## SHORT TASK
Word for word, set down the records and skip each picture.

## RECORDED DATA
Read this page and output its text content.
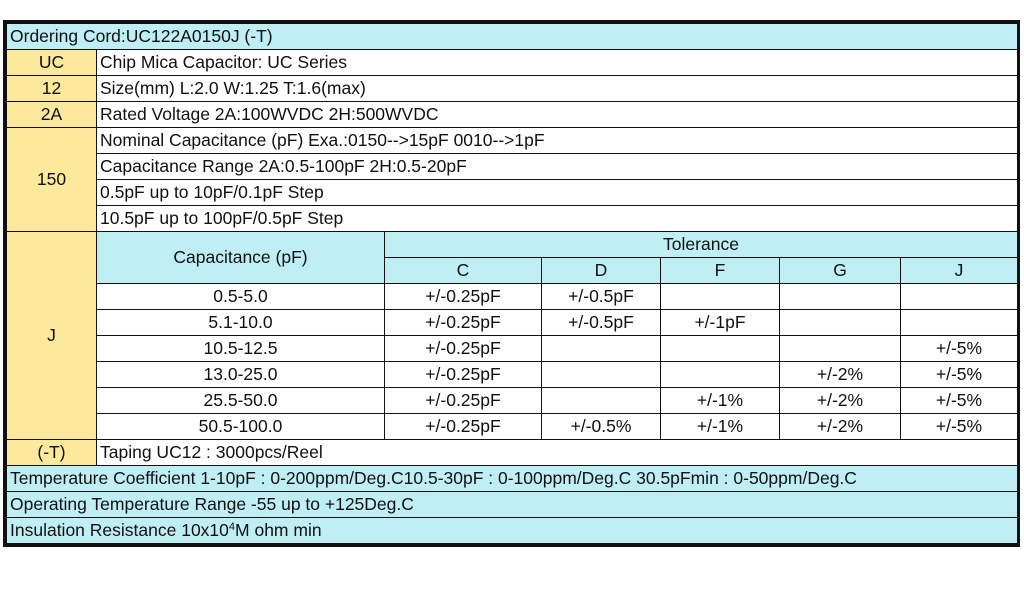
Ordering Cord:UC122A0150J (-T)						
UC	Chip Mica Capacitor: UC Series					
12	Size(mm) L:2.0 W:1.25 T:1.6(max)					
2A	Rated Voltage 2A:100WVDC 2H:500WVDC					
150	Nominal Capacitance (pF) Exa.:0150-->15pF 0010-->1pF					
	Capacitance Range 2A:0.5-100pF 2H:0.5-20pF					
	0.5pF up to 10pF/0.1pF Step					
	10.5pF up to 100pF/0.5pF Step					
J	Capacitance (pF)	Tolerance				
		C	D	F	G	J
	0.5-5.0	+/-0.25pF	+/-0.5pF			
	5.1-10.0	+/-0.25pF	+/-0.5pF	+/-1pF		
	10.5-12.5	+/-0.25pF				+/-5%
	13.0-25.0	+/-0.25pF			+/-2%	+/-5%
	25.5-50.0	+/-0.25pF		+/-1%	+/-2%	+/-5%
	50.5-100.0	+/-0.25pF	+/-0.5%	+/-1%	+/-2%	+/-5%
(-T)	Taping UC12 : 3000pcs/Reel					
Temperature Coefficient 1-10pF : 0-200ppm/Deg.C10.5-30pF : 0-100ppm/Deg.C 30.5pFmin : 0-50ppm/Deg.C						
Operating Temperature Range -55 up to +125Deg.C						
Insulation Resistance $10x10^4M$ ohm min						
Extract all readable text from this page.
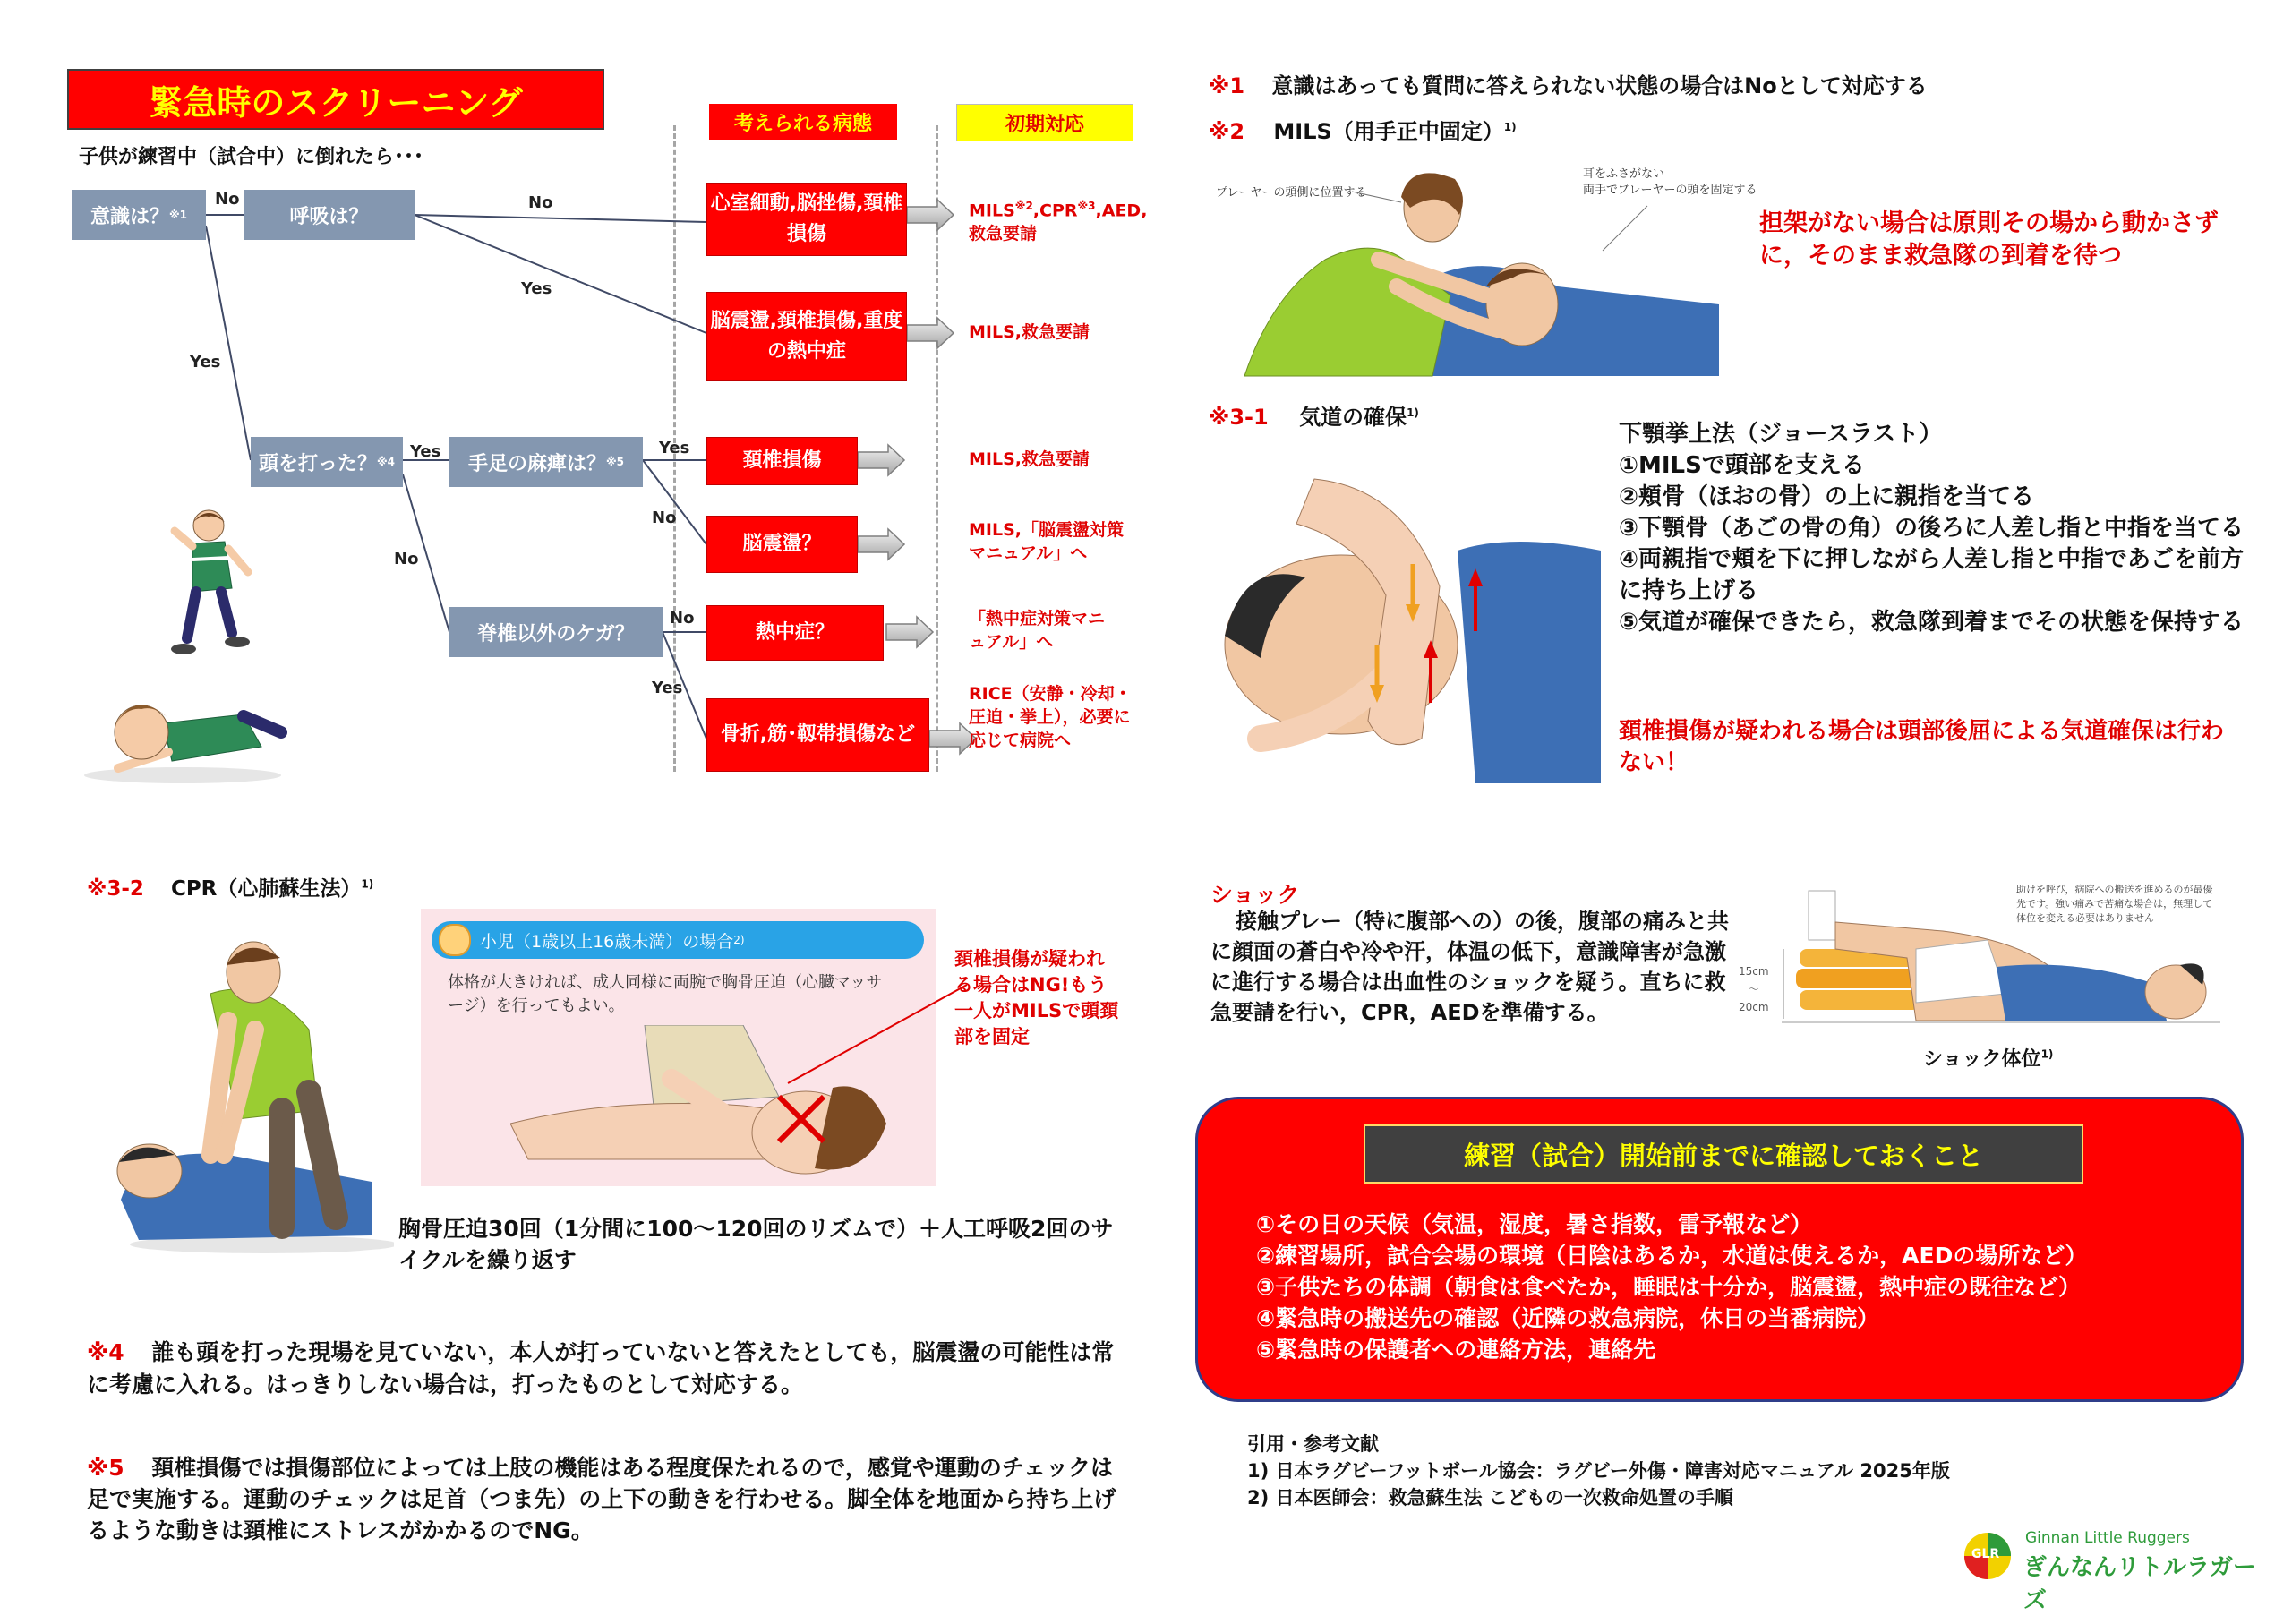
緊急時のスクリーニング
子供が練習中（試合中）に倒れたら･･･
考えられる病態	初期対応
意識は？ ※1	呼吸は？
頭を打った？ ※4	手足の麻痺は？ ※5
脊椎以外のケガ？
No	No
Yes
Yes
Yes	Yes
No
No
No
Yes
心室細動,脳挫傷,頚椎損傷
脳震盪,頚椎損傷,重度の熱中症
頚椎損傷
脳震盪？
熱中症？
骨折,筋･靱帯損傷など
MILS$^{※2}$,CPR$^{※3}$,AED,
救急要請
MILS,救急要請
MILS,救急要請
MILS,「脳震盪対策マニュアル」へ
「熱中症対策マニュアル」へ
RICE（安静・冷却・圧迫・挙上），必要に応じて病院へ
※1 意識はあっても質問に答えられない状態の場合はNoとして対応する
※2 MILS（用手正中固定）$^{1)}$
プレーヤーの頭側に位置する
耳をふさがない
両手でプレーヤーの頭を固定する
担架がない場合は原則その場から動かさずに，そのまま救急隊の到着を待つ
※3-1 気道の確保$^{1)}$
下顎挙上法（ジョースラスト）
①MILSで頭部を支える
②頬骨（ほおの骨）の上に親指を当てる
③下顎骨（あごの骨の角）の後ろに人差し指と中指を当てる
④両親指で頬を下に押しながら人差し指と中指であごを前方に持ち上げる
⑤気道が確保できたら，救急隊到着までその状態を保持する
頚椎損傷が疑われる場合は頭部後屈による気道確保は行わない！
※3-2 CPR（心肺蘇生法）$^{1)}$
小児（1歳以上16歳未満）の場合 2)
体格が大きければ、成人同様に両腕で胸骨圧迫（心臓マッサージ）を行ってもよい。
頚椎損傷が疑われる場合はNG!もう一人がMILSで頭頚部を固定
胸骨圧迫30回（1分間に100〜120回のリズムで）＋人工呼吸2回のサイクルを繰り返す
※4 誰も頭を打った現場を見ていない，本人が打っていないと答えたとしても，脳震盪の可能性は常に考慮に入れる。はっきりしない場合は，打ったものとして対応する。
※5 頚椎損傷では損傷部位によっては上肢の機能はある程度保たれるので，感覚や運動のチェックは足で実施する。運動のチェックは足首（つま先）の上下の動きを行わせる。脚全体を地面から持ち上げるような動きは頚椎にストレスがかかるのでNG。
ショック
接触プレー（特に腹部への）の後，腹部の痛みと共に顔面の蒼白や冷や汗，体温の低下，意識障害が急激に進行する場合は出血性のショックを疑う。直ちに救急要請を行い，CPR，AEDを準備する。
助けを呼び，病院への搬送を進めるのが最優先です。強い痛みで苦痛な場合は，無理して体位を変える必要はありません
15cm
〜
20cm
ショック体位$^{1)}$
練習（試合）開始前までに確認しておくこと
①その日の天候（気温，湿度，暑さ指数，雷予報など）
②練習場所，試合会場の環境（日陰はあるか，水道は使えるか，AEDの場所など）
③子供たちの体調（朝食は食べたか，睡眠は十分か，脳震盪，熱中症の既往など）
④緊急時の搬送先の確認（近隣の救急病院，休日の当番病院）
⑤緊急時の保護者への連絡方法，連絡先
引用・参考文献
1) 日本ラグビーフットボール協会：ラグビー外傷・障害対応マニュアル 2025年版
2) 日本医師会：救急蘇生法 こどもの一次救命処置の手順
GLR
Ginnan Little Ruggers
ぎんなんリトルラガーズ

## WRITTEN ANSWER
Read this page and output its text content.
Ordering Cord:UC122A0150J (-T)						
UC	Chip Mica Capacitor: UC Series					
12	Size(mm) L:2.0 W:1.25 T:1.6(max)					
2A	Rated Voltage 2A:100WVDC 2H:500WVDC					
150	Nominal Capacitance (pF) Exa.:0150-->15pF 0010-->1pF					
	Capacitance Range 2A:0.5-100pF 2H:0.5-20pF					
	0.5pF up to 10pF/0.1pF Step					
	10.5pF up to 100pF/0.5pF Step					
J	Capacitance (pF)	Tolerance				
		C	D	F	G	J
	0.5-5.0	+/-0.25pF	+/-0.5pF			
	5.1-10.0	+/-0.25pF	+/-0.5pF	+/-1pF		
	10.5-12.5	+/-0.25pF				+/-5%
	13.0-25.0	+/-0.25pF			+/-2%	+/-5%
	25.5-50.0	+/-0.25pF		+/-1%	+/-2%	+/-5%
	50.5-100.0	+/-0.25pF	+/-0.5%	+/-1%	+/-2%	+/-5%
(-T)	Taping UC12 : 3000pcs/Reel					
Temperature Coefficient 1-10pF : 0-200ppm/Deg.C10.5-30pF : 0-100ppm/Deg.C 30.5pFmin : 0-50ppm/Deg.C						
Operating Temperature Range -55 up to +125Deg.C						
Insulation Resistance $10x10^4M$ ohm min						
Extract all readable text from this page.
緊急時のスクリーニング
子供が練習中（試合中）に倒れたら･･･
考えられる病態	初期対応
意識は？ ※1	呼吸は？
頭を打った？ ※4	手足の麻痺は？ ※5
脊椎以外のケガ？
No	No
Yes
Yes
Yes	Yes
No
No
No
Yes
心室細動,脳挫傷,頚椎損傷
脳震盪,頚椎損傷,重度の熱中症
頚椎損傷
脳震盪？
熱中症？
骨折,筋･靱帯損傷など
MILS$^{※2}$,CPR$^{※3}$,AED,
救急要請
MILS,救急要請
MILS,救急要請
MILS,「脳震盪対策マニュアル」へ
「熱中症対策マニュアル」へ
RICE（安静・冷却・圧迫・挙上），必要に応じて病院へ
※1 意識はあっても質問に答えられない状態の場合はNoとして対応する
※2 MILS（用手正中固定）$^{1)}$
プレーヤーの頭側に位置する
耳をふさがない
両手でプレーヤーの頭を固定する
担架がない場合は原則その場から動かさずに，そのまま救急隊の到着を待つ
※3-1 気道の確保$^{1)}$
下顎挙上法（ジョースラスト）
①MILSで頭部を支える
②頬骨（ほおの骨）の上に親指を当てる
③下顎骨（あごの骨の角）の後ろに人差し指と中指を当てる
④両親指で頬を下に押しながら人差し指と中指であごを前方に持ち上げる
⑤気道が確保できたら，救急隊到着までその状態を保持する
頚椎損傷が疑われる場合は頭部後屈による気道確保は行わない！
※3-2 CPR（心肺蘇生法）$^{1)}$
小児（1歳以上16歳未満）の場合 2)
体格が大きければ、成人同様に両腕で胸骨圧迫（心臓マッサージ）を行ってもよい。
頚椎損傷が疑われる場合はNG!もう一人がMILSで頭頚部を固定
胸骨圧迫30回（1分間に100〜120回のリズムで）＋人工呼吸2回のサイクルを繰り返す
※4 誰も頭を打った現場を見ていない，本人が打っていないと答えたとしても，脳震盪の可能性は常に考慮に入れる。はっきりしない場合は，打ったものとして対応する。
※5 頚椎損傷では損傷部位によっては上肢の機能はある程度保たれるので，感覚や運動のチェックは足で実施する。運動のチェックは足首（つま先）の上下の動きを行わせる。脚全体を地面から持ち上げるような動きは頚椎にストレスがかかるのでNG。
ショック
接触プレー（特に腹部への）の後，腹部の痛みと共に顔面の蒼白や冷や汗，体温の低下，意識障害が急激に進行する場合は出血性のショックを疑う。直ちに救急要請を行い，CPR，AEDを準備する。
助けを呼び，病院への搬送を進めるのが最優先です。強い痛みで苦痛な場合は，無理して体位を変える必要はありません
15cm
〜
20cm
ショック体位$^{1)}$
練習（試合）開始前までに確認しておくこと
①その日の天候（気温，湿度，暑さ指数，雷予報など）
②練習場所，試合会場の環境（日陰はあるか，水道は使えるか，AEDの場所など）
③子供たちの体調（朝食は食べたか，睡眠は十分か，脳震盪，熱中症の既往など）
④緊急時の搬送先の確認（近隣の救急病院，休日の当番病院）
⑤緊急時の保護者への連絡方法，連絡先
引用・参考文献
1) 日本ラグビーフットボール協会：ラグビー外傷・障害対応マニュアル 2025年版
2) 日本医師会：救急蘇生法 こどもの一次救命処置の手順
GLR
Ginnan Little Ruggers
ぎんなんリトルラガーズ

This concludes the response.